> Set task: Find each line with the string "rain" and report it.

> Supplied information:
--- BEGIN ---
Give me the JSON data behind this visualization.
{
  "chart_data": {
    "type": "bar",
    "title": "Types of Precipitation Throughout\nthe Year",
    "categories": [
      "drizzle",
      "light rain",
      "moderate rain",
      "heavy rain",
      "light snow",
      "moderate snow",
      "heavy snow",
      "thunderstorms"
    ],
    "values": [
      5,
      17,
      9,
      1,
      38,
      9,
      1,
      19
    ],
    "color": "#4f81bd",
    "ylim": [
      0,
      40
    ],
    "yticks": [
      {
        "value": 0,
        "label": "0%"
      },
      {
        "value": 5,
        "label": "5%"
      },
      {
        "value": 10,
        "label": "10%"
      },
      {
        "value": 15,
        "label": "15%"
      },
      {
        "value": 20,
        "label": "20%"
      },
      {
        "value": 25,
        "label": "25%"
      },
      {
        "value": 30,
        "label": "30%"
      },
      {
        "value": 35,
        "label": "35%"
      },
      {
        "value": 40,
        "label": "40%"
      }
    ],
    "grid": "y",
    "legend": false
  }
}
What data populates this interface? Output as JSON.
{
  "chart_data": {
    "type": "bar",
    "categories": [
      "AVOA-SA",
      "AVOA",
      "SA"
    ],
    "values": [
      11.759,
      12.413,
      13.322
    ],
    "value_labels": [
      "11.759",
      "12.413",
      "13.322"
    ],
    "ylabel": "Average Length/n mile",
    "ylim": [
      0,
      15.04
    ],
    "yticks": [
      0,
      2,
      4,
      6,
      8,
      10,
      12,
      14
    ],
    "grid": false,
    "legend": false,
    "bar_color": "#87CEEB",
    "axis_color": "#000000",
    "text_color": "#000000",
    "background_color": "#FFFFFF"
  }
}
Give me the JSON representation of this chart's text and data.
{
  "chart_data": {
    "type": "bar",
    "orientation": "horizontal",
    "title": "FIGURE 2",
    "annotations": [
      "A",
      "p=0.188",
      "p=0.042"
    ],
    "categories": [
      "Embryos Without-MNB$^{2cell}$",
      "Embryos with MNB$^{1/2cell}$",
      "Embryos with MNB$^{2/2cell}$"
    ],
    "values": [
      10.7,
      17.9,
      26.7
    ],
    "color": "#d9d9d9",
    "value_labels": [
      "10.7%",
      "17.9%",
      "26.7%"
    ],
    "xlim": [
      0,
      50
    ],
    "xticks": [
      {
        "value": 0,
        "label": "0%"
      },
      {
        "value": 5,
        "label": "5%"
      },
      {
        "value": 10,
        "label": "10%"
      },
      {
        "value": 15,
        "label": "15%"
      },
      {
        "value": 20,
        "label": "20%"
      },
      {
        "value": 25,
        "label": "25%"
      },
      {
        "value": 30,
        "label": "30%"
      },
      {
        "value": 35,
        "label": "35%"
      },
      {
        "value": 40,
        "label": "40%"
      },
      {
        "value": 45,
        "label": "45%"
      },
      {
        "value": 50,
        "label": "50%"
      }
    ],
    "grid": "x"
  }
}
--- END ---
> Reply to the exercise:
      "light rain",
      "moderate rain",
      "heavy rain",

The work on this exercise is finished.